◆ SHORT EXERCISE 1: Decide whether each of the following statements agrees with the Tompkins Square Park guide, answering yes or no and quoting the deciding words from the text: (a) the original guide was published in 2011; (b) the park's terrain usually calls for horizontal lanes; (c) two developments have reshaped Tompkins in the past few years.

In 2011, as an effort to assist freshmen new to New York, we published an introductory guide to Tompkins Square Park, the most popular “street” spot in the city and frequent victim of misinformation. Much like the textbooks you guys pay $900 a semester for, the 2011 text is in need of a new edition. New York skateboarding has changed these past two years, affecting the T.F. and forcing it to adapt to a new environment. We didn’t just scramble the pagination to squeeze an extra hundred bucks from you. No, unlike the textbook industry, we’re really trying to help.
According to recent reports, America is starting to understand the futility of a college degree. Sure, maybe ten-percent of degrees end up being useful, but given that skateboarders major in things that they could learn from YouTube tutorials, theirs often belong in the trash. If you’re a college attendee, there is a good chance that you will still be considering unpaid internships at 24 with a five-figure debt reminder in your mailbox each month. There’s no reason to make things worse by spending your college years as an outcast from the T.F. Make it easy by following these simple rules, and Tompkins will bless you with an education that no money could buy.
Autumn is gone and the Parks Department is hellbent on destroying any obstacle that gets left in the park, so the traffic rules that once governed a T.F. bound by a box are irrelevant. The terrain is rarely more sophisticated than the top metal nipple of a trashcan, and those do not require horizontal lanes.
Two developments have reshaped Tompkins in the past few years. One is the aforementioned demise of Autumn. With no storage unit to house obstacles, the T.F. returned to its roots as solely a flatground destination. However, skateboarders are creatures of habit, and hundreds are still programmed to flock there out of mere routine.

◆ SHORT EXERCISE 2: Write out the stretch of the entries from their first line through the line that contains "bar [867, 678, 939, 681]", keeping every line as it appears.

◆ DATA SHOWN:

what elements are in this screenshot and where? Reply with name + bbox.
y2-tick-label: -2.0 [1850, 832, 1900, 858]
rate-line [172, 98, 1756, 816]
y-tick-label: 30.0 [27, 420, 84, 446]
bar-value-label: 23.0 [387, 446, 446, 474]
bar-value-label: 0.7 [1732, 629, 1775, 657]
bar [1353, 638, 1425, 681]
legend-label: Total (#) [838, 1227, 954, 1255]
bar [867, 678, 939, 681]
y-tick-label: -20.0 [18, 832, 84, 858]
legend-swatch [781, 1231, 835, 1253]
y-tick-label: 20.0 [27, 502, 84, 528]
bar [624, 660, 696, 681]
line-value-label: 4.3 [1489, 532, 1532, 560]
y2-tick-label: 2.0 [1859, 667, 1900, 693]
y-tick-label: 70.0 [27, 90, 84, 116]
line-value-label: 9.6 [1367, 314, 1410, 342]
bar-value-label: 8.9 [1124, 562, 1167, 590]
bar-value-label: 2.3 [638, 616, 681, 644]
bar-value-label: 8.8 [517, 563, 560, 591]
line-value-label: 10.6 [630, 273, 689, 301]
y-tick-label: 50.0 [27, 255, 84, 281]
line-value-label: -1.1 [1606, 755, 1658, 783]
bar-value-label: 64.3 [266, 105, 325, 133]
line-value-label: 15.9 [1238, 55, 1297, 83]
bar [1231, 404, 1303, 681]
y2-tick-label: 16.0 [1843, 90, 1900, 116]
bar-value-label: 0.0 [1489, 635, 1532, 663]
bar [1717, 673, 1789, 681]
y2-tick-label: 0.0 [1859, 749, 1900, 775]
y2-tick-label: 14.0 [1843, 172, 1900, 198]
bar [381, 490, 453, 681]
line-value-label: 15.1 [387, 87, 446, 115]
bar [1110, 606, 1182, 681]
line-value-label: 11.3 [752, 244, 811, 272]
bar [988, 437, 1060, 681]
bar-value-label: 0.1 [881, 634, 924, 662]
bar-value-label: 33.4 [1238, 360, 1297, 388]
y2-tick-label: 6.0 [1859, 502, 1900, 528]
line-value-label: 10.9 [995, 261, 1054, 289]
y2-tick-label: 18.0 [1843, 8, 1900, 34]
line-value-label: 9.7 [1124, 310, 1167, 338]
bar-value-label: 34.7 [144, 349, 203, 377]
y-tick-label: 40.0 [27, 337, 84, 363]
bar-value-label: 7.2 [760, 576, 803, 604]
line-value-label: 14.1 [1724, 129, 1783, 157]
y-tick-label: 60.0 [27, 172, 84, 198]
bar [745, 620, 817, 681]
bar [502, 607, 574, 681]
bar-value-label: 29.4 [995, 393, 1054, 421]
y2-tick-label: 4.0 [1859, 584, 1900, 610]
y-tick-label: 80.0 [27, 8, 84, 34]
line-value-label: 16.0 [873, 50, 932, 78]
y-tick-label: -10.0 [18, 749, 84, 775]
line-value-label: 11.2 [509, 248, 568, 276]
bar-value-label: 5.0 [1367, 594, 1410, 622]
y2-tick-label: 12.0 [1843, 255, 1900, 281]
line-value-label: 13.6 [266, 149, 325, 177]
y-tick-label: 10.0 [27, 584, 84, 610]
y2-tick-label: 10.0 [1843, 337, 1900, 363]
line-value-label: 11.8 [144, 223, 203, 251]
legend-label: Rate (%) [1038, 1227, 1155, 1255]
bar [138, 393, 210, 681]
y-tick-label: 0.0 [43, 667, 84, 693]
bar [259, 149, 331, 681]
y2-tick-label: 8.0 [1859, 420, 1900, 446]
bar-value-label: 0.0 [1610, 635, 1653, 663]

◆ FINAL ANSWER 1:
(a) Yes: "In 2011, as an effort to assist freshmen new to New York, we published an introductory guide to Tompkins Square Park"
(b) No: "The terrain is rarely more sophisticated than the top metal nipple of a trashcan, and those do not require horizontal lanes."
(c) Yes: "Two developments have reshaped Tompkins in the past few years."

◆ FINAL ANSWER 2:
what elements are in this screenshot and where? Reply with name + bbox.
y2-tick-label: -2.0 [1850, 832, 1900, 858]
rate-line [172, 98, 1756, 816]
y-tick-label: 30.0 [27, 420, 84, 446]
bar-value-label: 23.0 [387, 446, 446, 474]
bar-value-label: 0.7 [1732, 629, 1775, 657]
bar [1353, 638, 1425, 681]
legend-label: Total (#) [838, 1227, 954, 1255]
bar [867, 678, 939, 681]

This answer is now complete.